McDonough v. Lee

Annotate this Case

420 P.2d 459 (1966)

Richard Harry McDONOUGH, Appellant, v. Jesse LEE and Josephine Marie Lee, husband and wife et al., Appellees.

No. 674.

Supreme Court of Alaska.

December 2, 1966.

*460 Charles J. Clasby, Collins & Clasby, Fairbanks, for appellant.

Robert A. Parrish, Fairbanks, for appellees.

Before NESBETT, C.J., and DIMOND and RABINOWITZ, JJ.

OPINION

RABINOWITZ, Justice.

Appellant seeks reversal of the superior court's award of $32,126.17 in attorney's fees to appellees as part of their costs.

The common law does not permit the recovery of attorney's fees, as costs, from the opposing party.[1] Ordinarily such an item of litigation expense was disallowed in the absence of a statute or rule of court. Statutory authorization for the allowance of attorney's fees in this jurisdiction is of relatively ancient origin.[2] Our earliest statute on this subject provided:

The measure and mode of compensation of attorneys shall be left to the agreement, expressed or implied, of the parties; but there may be allowed to the prevailing party in the judgment certain sums by way of indemnity for his attorney fees in maintaining the action or defense thereto, which allowances are termed costs.[3] (Emphasis added.)

*461 In Forno v. Coyle[4] the Ninth Circuit had occasion to construe a companion statute[5] to the attorney's fee statute just quoted. In its opinion the court said:

By the act of 1923, amending the act of Congress, the Territorial Legislature of Alaska gave the courts the express power to impose `reasonable' attorney's fees, and that what is `reasonable' depends on the circumstances of each individual case.

Since the attainment of statehood and the activation of the Alaska Court System, the award of attorney's fees as costs has been governed by the Rules of Civil Procedure which were promulgated by this court pursuant to its constitutional rule making authority.[6]

Civil Rule 54(d) provides, in part with respect to costs, that:

Except when express provision therefor is made either in a statute of the state or in these rules, costs shall be allowed as of course to the prevailing party unless the court otherwise directs.

Directly involved in this appeal is the question of the proper application and construction of Civ.R. 82(a) which establishes the allowance of attorney's fees to the prevailing party as costs. In its pertinent portions Civ.R. 82(a) (1) provides:

     Unless the court, in its discretion, otherwise directs, the following
   schedule of attorney's fees will be adhered to in fixing such fees for the
   party recovering any money judgment therein, as part of the costs of the
   action allowed by law:
               ATTORNEY'S FEES IN AVERAGE CASES
                                       Without
                          Contested     trial       Non-contested
   First      $ 2,000        25%         20%             15%
   Next       $ 3,000        20%         15%             12.5%
   Next       $ 5,000        15%         12.5%           10%
   Over       $10,000        10%          7.5%            5%
     Should no recovery be had, attorney's fees for the prevailing party may
   be fixed by the court as a part of the costs of the action, in its
   discretion, in a reasonable amount.

→ Record excerpts
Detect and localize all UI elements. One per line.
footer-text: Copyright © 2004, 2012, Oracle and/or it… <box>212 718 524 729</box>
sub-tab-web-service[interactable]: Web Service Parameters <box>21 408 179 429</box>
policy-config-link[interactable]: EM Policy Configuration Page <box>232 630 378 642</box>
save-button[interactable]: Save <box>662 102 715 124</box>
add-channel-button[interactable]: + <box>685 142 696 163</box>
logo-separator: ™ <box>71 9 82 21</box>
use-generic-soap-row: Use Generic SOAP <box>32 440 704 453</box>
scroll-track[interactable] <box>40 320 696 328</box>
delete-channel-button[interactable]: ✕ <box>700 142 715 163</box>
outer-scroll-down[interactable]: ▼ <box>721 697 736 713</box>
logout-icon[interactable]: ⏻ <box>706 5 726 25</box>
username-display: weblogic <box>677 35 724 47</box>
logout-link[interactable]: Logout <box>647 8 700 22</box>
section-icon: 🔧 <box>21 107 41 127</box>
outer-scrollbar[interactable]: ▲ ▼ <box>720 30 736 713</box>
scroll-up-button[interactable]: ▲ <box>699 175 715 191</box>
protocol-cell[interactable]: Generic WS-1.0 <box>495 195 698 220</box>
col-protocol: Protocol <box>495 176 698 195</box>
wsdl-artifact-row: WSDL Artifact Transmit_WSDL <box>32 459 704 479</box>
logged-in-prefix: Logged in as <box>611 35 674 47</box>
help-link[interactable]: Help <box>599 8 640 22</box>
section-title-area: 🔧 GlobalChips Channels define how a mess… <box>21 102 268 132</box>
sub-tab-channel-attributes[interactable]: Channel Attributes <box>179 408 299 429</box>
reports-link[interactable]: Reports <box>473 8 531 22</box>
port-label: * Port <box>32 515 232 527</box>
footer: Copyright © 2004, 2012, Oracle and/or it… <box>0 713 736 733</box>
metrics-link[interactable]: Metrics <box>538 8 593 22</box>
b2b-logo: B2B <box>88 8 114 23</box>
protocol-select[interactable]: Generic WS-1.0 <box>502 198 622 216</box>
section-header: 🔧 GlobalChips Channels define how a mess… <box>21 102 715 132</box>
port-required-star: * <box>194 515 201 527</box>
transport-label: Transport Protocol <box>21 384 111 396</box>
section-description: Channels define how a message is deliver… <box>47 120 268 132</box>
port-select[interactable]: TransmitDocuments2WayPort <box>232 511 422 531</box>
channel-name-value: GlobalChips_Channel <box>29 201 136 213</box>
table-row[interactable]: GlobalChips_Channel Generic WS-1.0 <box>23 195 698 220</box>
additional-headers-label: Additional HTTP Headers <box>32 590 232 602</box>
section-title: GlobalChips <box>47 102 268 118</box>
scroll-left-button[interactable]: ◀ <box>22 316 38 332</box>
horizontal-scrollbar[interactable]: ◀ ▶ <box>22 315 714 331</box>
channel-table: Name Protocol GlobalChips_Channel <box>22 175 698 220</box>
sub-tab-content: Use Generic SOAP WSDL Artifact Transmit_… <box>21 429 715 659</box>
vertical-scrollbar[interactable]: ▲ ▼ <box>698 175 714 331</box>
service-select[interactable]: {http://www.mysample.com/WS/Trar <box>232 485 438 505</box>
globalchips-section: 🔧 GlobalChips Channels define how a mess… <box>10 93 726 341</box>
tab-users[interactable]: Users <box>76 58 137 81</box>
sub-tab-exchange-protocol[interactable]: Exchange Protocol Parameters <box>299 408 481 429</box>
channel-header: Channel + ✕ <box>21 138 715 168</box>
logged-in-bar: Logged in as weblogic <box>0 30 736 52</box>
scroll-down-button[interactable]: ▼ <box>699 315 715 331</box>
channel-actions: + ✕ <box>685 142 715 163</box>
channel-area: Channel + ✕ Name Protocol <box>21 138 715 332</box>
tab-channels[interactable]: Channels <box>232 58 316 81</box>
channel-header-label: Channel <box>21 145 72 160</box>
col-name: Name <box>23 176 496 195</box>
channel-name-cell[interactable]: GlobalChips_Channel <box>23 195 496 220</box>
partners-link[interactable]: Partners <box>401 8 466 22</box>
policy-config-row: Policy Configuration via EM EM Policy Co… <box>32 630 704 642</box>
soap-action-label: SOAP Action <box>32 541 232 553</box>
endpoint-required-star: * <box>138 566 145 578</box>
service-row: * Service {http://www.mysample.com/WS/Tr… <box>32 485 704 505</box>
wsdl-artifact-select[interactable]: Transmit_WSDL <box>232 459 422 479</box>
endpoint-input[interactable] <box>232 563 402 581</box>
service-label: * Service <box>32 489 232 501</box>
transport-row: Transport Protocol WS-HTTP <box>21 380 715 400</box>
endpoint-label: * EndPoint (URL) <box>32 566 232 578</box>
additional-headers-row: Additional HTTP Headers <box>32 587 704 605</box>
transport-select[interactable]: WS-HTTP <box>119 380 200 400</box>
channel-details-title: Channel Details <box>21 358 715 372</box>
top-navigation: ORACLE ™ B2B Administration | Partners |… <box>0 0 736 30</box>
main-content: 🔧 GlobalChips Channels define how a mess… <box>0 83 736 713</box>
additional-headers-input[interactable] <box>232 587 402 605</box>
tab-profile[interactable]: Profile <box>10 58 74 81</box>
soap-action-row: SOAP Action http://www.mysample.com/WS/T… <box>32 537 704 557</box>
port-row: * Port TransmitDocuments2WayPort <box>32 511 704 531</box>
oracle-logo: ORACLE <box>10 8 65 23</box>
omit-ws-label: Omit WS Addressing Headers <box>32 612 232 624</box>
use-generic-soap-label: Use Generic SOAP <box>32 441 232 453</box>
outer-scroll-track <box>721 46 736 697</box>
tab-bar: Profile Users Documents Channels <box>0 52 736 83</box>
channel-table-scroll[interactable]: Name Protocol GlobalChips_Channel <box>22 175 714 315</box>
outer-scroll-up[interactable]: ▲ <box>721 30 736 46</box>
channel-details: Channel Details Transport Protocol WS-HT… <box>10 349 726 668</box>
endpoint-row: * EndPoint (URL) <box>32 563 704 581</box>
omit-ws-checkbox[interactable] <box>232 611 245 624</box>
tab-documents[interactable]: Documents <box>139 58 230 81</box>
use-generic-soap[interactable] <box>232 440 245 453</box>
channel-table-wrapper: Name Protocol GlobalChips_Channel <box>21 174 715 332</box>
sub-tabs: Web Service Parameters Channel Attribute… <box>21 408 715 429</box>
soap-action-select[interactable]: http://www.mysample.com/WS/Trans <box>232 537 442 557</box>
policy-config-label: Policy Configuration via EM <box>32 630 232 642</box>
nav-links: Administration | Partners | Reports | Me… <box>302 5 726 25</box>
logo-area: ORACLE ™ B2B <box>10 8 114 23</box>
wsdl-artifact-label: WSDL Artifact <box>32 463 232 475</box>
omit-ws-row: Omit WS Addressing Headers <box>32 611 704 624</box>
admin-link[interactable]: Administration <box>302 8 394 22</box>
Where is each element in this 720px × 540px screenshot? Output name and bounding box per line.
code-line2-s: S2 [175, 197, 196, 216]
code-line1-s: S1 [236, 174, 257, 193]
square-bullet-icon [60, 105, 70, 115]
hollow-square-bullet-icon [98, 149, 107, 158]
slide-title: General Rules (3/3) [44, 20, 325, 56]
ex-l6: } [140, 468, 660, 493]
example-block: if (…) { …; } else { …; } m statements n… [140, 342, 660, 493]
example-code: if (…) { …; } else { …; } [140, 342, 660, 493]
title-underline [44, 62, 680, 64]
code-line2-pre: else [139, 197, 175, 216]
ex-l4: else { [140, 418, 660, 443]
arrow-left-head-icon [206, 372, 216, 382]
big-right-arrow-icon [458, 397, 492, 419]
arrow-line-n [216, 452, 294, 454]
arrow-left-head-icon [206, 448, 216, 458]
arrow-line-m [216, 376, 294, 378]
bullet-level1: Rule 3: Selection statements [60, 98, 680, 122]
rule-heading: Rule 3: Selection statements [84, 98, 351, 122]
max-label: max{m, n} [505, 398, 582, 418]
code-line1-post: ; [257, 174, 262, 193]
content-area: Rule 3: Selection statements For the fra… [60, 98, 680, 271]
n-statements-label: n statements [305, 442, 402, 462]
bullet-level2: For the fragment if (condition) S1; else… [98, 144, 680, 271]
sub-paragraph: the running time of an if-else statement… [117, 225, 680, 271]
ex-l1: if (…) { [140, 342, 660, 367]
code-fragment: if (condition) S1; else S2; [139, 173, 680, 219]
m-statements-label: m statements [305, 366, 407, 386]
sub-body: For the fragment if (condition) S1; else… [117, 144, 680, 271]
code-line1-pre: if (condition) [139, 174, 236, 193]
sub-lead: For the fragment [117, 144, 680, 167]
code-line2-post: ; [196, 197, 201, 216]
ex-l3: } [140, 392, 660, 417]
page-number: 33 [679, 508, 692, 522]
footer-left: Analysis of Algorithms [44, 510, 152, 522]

→ What is asked
1. In the McDonough v. Lee opinion, what amount of attorney's fees did the superior court award to the appellees?
2. Copy out the entries word for word, from their first line through the line containing "port-label: * Port <box>32 515 232 527</box>".
The court opinion and the entries are unrelated to each other.

→ Responses per task
1. $32,126.17

2.
Detect and localize all UI elements. One per line.
footer-text: Copyright © 2004, 2012, Oracle and/or it… <box>212 718 524 729</box>
sub-tab-web-service[interactable]: Web Service Parameters <box>21 408 179 429</box>
policy-config-link[interactable]: EM Policy Configuration Page <box>232 630 378 642</box>
save-button[interactable]: Save <box>662 102 715 124</box>
add-channel-button[interactable]: + <box>685 142 696 163</box>
logo-separator: ™ <box>71 9 82 21</box>
use-generic-soap-row: Use Generic SOAP <box>32 440 704 453</box>
scroll-track[interactable] <box>40 320 696 328</box>
delete-channel-button[interactable]: ✕ <box>700 142 715 163</box>
outer-scroll-down[interactable]: ▼ <box>721 697 736 713</box>
logout-icon[interactable]: ⏻ <box>706 5 726 25</box>
username-display: weblogic <box>677 35 724 47</box>
logout-link[interactable]: Logout <box>647 8 700 22</box>
section-icon: 🔧 <box>21 107 41 127</box>
outer-scrollbar[interactable]: ▲ ▼ <box>720 30 736 713</box>
scroll-up-button[interactable]: ▲ <box>699 175 715 191</box>
protocol-cell[interactable]: Generic WS-1.0 <box>495 195 698 220</box>
col-protocol: Protocol <box>495 176 698 195</box>
wsdl-artifact-row: WSDL Artifact Transmit_WSDL <box>32 459 704 479</box>
logged-in-prefix: Logged in as <box>611 35 674 47</box>
help-link[interactable]: Help <box>599 8 640 22</box>
section-title-area: 🔧 GlobalChips Channels define how a mess… <box>21 102 268 132</box>
sub-tab-channel-attributes[interactable]: Channel Attributes <box>179 408 299 429</box>
reports-link[interactable]: Reports <box>473 8 531 22</box>
port-label: * Port <box>32 515 232 527</box>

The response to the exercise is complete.